EXERCISE INSTRUCTIONS » Below are the records; copy each line in them that holds the word "screenshot".

DATA EXTRACT »
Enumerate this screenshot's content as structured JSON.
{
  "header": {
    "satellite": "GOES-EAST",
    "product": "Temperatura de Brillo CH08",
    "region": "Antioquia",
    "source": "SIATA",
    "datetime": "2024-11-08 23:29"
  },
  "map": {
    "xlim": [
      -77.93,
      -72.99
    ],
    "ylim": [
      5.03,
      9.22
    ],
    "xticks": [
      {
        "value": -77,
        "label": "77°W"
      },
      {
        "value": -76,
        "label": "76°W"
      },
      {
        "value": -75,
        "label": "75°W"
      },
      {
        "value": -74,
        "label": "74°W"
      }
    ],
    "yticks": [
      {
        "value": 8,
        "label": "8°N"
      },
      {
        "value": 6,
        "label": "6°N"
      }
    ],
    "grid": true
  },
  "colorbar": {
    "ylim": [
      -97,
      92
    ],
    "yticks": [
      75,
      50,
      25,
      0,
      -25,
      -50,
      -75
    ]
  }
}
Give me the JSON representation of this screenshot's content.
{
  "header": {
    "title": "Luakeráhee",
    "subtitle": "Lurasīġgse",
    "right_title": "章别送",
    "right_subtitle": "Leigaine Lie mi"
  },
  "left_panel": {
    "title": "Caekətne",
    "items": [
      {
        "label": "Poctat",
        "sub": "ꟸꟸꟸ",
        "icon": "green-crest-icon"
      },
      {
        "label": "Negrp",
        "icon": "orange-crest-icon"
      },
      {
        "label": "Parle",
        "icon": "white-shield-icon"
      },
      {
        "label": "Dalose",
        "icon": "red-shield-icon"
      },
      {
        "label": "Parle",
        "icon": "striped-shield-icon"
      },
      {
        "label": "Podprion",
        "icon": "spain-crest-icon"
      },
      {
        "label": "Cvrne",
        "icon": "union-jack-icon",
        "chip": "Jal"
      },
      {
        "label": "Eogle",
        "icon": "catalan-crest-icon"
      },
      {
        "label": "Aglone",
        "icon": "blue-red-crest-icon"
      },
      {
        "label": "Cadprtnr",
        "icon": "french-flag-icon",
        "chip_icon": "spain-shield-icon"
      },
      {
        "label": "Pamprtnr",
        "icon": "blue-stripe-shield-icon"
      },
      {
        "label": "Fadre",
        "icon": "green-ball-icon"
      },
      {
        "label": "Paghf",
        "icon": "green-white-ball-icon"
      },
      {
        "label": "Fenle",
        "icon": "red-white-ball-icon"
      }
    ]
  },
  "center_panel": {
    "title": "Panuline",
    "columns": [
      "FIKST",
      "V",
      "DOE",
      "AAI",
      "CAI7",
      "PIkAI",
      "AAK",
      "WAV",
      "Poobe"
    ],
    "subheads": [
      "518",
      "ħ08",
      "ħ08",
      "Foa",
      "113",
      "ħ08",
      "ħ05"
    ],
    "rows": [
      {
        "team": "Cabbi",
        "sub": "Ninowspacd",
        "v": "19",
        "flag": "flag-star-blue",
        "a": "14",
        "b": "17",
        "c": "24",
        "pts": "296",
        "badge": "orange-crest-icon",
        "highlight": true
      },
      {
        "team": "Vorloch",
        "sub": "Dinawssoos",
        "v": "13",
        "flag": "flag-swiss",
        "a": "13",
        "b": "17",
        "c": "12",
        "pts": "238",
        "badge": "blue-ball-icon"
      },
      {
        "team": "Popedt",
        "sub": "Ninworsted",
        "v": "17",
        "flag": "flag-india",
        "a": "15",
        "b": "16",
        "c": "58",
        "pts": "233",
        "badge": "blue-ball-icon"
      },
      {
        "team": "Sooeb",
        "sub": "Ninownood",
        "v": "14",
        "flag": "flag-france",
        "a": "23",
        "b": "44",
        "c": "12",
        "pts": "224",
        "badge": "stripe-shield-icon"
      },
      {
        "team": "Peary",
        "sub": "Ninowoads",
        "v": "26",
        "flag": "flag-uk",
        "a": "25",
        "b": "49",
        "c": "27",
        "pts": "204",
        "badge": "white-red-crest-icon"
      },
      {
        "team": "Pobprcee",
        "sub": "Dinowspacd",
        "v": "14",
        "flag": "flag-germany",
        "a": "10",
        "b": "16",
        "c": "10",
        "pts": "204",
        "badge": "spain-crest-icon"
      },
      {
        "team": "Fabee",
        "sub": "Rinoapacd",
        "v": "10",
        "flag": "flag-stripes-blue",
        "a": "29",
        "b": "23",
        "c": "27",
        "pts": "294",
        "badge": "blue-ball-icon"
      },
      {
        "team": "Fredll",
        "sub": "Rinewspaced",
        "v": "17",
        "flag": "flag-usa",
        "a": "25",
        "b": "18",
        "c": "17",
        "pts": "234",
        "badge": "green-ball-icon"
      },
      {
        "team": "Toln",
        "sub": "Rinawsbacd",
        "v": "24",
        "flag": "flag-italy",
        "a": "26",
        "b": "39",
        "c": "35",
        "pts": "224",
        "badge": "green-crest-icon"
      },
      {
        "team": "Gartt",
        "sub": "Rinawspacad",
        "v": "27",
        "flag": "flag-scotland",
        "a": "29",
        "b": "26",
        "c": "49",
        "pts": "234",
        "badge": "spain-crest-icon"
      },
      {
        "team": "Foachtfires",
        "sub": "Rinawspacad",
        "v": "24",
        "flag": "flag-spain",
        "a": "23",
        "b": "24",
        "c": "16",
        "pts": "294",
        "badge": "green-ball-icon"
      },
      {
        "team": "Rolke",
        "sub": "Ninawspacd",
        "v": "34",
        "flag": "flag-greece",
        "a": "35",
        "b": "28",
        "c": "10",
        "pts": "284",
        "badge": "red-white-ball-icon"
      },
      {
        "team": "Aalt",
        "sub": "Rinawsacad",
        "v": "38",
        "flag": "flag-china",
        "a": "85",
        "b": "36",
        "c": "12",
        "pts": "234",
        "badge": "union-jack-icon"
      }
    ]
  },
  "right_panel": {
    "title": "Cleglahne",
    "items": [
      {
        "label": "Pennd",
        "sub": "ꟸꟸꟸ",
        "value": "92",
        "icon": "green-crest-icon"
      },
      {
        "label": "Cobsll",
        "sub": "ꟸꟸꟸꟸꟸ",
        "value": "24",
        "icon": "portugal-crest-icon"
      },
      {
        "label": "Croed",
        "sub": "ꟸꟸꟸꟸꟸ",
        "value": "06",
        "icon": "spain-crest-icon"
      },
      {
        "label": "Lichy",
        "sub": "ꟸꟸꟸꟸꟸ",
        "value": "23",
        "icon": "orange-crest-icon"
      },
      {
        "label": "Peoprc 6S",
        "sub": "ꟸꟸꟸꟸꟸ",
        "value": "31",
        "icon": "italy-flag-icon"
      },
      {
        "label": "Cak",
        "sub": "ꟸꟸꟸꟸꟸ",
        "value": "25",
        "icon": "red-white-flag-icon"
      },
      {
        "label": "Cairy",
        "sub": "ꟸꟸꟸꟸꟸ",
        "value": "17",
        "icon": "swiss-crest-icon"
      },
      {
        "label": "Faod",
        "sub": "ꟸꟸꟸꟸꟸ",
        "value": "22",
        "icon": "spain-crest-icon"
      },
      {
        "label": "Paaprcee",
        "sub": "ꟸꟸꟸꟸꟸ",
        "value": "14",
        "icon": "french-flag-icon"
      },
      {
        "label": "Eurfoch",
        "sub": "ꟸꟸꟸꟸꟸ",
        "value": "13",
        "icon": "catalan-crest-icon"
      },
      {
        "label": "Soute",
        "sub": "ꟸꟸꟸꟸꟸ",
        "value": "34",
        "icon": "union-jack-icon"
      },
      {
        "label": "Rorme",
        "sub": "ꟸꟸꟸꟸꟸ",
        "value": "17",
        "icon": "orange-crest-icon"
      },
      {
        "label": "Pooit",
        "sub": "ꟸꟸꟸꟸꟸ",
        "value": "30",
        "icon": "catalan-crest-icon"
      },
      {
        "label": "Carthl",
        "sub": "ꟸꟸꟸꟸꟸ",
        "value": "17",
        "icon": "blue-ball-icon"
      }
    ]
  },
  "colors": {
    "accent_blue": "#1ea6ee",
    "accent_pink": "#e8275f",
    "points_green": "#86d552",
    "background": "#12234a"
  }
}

TASK OUTPUT »
Enumerate this screenshot's content as structured JSON.
Give me the JSON representation of this screenshot's content.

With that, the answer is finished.